→ STATED GOAL A
Please output the entries below exactly as they appear, covering everything from the start of the entries down to the line containing "header-role-sorted[interactable]: Role ↑", with both ends included.

→ SUPPLIED TEXT
┄┄┄┄┄┄

Background information
- Origin: New York City, U.S.
- Genres: East Coast hip hop
- Years active: 2011–2017
- Labels: Warner Bros.
- Spinoff of: Wu Tang Clan, Interpol
- Past members: Paul Banks; RZA;

= Banks & Steelz =

Musical project of Wu-Tang's RZA and Interpol's Paul Banks

Banks & Steelz is a musical collaboration between Interpol frontman Paul Banks and Wu-Tang Clan rapper RZA. The duo began making music together in 2011 and began recording a full album in 2013. They released their debut studio album, Anything But Words, on August 26, 2016.

==History==
===Early stages and recording (2011–2015)===
The duo first began recording music together in 2011, and a demo was created; Banks had provided vocals for a beat created by RZA. During this time, however, the two were not planning on making an album together. RZA later regarded them as just "buddies playing chess" (they had played chess together at the time) who sometimes made music. Their demos caught the attention of an A&R, which is when they began recording longer compositions for an album. The duo began work on an album in 2013, which is when the first public mention of their collaboration was made, during an interview that RZA had with Rolling Stone. In this interview, he explained that when his manager asked for who he would like to work with musically, he responded with Banks, saying that he "just has an energy about him" and that if they were to combine their musical talents, "it [would] be great". RZA expected the album to take about a year to finish. During 2014, Banks' main project Interpol were recording their fifth album, El Pintor. The album was released in September 2014. Banks and RZA were planning on releasing their album in 2015, but decided that it was unfinished.

┄┄┄┄┄┄

Part of a data file
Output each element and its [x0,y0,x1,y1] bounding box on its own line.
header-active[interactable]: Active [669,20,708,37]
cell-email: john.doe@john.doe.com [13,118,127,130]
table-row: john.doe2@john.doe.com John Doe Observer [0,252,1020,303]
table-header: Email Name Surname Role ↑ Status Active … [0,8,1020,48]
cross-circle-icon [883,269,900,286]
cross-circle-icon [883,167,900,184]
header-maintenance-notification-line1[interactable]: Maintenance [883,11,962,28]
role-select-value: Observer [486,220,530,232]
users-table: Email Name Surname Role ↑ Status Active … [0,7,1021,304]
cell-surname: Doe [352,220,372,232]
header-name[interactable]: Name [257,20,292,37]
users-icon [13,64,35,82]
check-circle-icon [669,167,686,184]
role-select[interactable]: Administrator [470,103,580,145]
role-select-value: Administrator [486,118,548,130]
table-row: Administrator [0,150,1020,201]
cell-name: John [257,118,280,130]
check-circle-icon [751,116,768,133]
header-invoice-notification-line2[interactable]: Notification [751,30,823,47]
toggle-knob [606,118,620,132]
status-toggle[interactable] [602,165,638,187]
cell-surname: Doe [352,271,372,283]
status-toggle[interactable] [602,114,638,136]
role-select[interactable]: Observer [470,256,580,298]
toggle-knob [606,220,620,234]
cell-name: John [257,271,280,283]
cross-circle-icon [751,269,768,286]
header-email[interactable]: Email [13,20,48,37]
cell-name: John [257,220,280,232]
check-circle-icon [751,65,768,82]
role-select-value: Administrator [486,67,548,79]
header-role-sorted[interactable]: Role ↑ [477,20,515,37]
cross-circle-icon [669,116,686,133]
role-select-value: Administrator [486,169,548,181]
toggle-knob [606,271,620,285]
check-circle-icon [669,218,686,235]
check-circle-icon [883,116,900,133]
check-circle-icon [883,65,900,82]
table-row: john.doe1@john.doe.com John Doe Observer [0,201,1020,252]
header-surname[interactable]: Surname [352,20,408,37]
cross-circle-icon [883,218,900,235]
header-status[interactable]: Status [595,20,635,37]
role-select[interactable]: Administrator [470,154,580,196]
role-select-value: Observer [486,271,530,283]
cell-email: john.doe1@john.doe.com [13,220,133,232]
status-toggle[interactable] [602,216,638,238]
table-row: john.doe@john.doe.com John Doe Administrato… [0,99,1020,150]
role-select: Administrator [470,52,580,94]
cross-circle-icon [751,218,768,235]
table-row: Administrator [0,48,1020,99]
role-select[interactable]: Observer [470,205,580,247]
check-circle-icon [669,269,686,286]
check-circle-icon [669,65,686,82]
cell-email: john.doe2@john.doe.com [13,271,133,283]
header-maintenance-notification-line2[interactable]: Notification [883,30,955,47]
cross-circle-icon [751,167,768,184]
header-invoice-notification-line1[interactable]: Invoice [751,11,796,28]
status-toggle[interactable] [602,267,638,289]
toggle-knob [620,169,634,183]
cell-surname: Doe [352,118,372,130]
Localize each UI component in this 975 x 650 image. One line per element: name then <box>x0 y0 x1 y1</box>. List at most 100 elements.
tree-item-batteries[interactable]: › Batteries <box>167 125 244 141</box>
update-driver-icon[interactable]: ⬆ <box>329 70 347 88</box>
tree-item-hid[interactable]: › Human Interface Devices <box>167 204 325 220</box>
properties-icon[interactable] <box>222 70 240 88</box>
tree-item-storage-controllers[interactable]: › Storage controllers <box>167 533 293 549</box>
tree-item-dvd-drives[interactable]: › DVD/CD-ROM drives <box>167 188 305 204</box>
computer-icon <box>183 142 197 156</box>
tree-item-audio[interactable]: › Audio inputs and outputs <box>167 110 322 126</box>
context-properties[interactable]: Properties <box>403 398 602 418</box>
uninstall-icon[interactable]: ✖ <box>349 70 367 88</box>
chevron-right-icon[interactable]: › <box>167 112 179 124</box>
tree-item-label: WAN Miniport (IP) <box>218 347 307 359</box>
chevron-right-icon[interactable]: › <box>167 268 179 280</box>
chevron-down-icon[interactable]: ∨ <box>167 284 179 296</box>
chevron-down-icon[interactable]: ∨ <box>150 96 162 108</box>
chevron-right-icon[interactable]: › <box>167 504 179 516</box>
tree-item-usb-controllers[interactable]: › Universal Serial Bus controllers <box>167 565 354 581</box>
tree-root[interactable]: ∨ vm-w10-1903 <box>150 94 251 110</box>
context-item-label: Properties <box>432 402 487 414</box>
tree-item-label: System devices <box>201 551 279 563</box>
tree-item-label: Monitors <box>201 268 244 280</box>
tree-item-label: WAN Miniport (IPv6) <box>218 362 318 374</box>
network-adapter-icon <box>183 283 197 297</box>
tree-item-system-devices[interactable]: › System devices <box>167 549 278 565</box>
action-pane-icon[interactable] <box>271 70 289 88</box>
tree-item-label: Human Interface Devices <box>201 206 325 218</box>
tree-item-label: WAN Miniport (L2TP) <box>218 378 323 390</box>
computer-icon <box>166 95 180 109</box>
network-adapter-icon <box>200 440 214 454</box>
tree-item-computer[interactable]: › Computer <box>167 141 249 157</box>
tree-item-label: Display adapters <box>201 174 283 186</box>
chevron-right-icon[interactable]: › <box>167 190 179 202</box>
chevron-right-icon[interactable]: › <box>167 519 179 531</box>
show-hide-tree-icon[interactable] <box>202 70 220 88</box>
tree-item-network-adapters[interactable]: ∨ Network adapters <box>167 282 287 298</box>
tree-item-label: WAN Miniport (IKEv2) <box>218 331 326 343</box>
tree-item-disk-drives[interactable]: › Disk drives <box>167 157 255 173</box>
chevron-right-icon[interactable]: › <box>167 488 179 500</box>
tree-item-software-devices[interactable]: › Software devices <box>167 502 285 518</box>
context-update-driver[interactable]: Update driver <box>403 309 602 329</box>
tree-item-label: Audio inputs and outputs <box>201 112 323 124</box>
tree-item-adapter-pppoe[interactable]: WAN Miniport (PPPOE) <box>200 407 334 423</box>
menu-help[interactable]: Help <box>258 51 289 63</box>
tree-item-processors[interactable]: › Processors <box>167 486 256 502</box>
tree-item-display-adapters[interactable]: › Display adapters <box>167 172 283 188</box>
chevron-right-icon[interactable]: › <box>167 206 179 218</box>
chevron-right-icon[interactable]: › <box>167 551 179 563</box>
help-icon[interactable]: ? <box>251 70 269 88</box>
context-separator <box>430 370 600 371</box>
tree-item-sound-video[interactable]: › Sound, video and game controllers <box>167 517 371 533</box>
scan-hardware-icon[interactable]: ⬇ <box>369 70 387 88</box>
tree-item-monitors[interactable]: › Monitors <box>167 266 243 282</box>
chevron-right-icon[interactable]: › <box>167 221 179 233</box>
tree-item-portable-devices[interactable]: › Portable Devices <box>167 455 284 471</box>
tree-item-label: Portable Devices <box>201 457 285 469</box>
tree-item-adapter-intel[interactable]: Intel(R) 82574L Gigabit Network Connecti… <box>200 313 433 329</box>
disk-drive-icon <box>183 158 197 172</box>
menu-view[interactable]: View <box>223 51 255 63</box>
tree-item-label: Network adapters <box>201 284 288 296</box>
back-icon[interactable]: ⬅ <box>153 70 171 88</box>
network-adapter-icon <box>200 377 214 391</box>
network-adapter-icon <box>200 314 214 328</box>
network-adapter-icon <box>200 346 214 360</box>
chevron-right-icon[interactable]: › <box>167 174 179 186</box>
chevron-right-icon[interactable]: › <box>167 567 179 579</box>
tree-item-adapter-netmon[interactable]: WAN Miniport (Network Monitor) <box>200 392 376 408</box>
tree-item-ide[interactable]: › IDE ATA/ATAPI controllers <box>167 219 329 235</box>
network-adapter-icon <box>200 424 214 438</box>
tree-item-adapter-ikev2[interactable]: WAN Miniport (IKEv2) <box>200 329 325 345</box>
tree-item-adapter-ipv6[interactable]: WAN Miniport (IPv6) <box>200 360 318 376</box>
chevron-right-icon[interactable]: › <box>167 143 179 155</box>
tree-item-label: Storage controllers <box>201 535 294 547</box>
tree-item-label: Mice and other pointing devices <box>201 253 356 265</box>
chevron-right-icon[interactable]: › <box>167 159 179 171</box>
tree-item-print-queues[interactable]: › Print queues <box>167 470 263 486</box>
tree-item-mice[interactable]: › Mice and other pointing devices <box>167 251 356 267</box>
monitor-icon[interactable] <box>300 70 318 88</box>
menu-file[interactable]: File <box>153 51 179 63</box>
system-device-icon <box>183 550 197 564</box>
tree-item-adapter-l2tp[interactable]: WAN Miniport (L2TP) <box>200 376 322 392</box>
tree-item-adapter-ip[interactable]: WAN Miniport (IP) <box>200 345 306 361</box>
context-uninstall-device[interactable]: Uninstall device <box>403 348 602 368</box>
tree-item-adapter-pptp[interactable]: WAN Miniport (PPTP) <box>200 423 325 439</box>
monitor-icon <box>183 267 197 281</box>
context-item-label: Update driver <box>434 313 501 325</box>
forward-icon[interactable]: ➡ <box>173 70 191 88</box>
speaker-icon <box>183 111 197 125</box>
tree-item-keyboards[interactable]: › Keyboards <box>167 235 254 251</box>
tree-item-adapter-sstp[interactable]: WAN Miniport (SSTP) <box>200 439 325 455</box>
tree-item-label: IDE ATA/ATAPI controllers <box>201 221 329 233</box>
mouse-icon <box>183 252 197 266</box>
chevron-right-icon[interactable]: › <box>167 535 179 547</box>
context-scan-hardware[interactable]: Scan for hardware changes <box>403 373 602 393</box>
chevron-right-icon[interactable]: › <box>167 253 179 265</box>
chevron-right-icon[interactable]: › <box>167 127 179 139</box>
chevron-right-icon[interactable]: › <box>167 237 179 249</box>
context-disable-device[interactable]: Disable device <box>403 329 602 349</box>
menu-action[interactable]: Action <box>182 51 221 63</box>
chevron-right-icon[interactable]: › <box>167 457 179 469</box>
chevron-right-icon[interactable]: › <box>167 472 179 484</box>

┄┄┄┄┄┄

→ STATED GOAL B
According to the text about Banks & Steelz, what was the name of the duo's debut studio album?

→ FINAL RESULT A
Output each element and its [x0,y0,x1,y1] bounding box on its own line.
header-active[interactable]: Active [669,20,708,37]
cell-email: john.doe@john.doe.com [13,118,127,130]
table-row: john.doe2@john.doe.com John Doe Observer [0,252,1020,303]
table-header: Email Name Surname Role ↑ Status Active … [0,8,1020,48]
cross-circle-icon [883,269,900,286]
cross-circle-icon [883,167,900,184]
header-maintenance-notification-line1[interactable]: Maintenance [883,11,962,28]
role-select-value: Observer [486,220,530,232]
users-table: Email Name Surname Role ↑ Status Active … [0,7,1021,304]
cell-surname: Doe [352,220,372,232]
header-name[interactable]: Name [257,20,292,37]
users-icon [13,64,35,82]
check-circle-icon [669,167,686,184]
role-select[interactable]: Administrator [470,103,580,145]
role-select-value: Administrator [486,118,548,130]
table-row: Administrator [0,150,1020,201]
cell-name: John [257,118,280,130]
check-circle-icon [751,116,768,133]
header-invoice-notification-line2[interactable]: Notification [751,30,823,47]
toggle-knob [606,118,620,132]
status-toggle[interactable] [602,165,638,187]
cell-surname: Doe [352,271,372,283]
status-toggle[interactable] [602,114,638,136]
role-select[interactable]: Observer [470,256,580,298]
toggle-knob [606,220,620,234]
cell-name: John [257,271,280,283]
cross-circle-icon [751,269,768,286]
header-email[interactable]: Email [13,20,48,37]
cell-name: John [257,220,280,232]
check-circle-icon [751,65,768,82]
role-select-value: Administrator [486,67,548,79]
header-role-sorted[interactable]: Role ↑ [477,20,515,37]

→ FINAL RESULT B
Anything But Words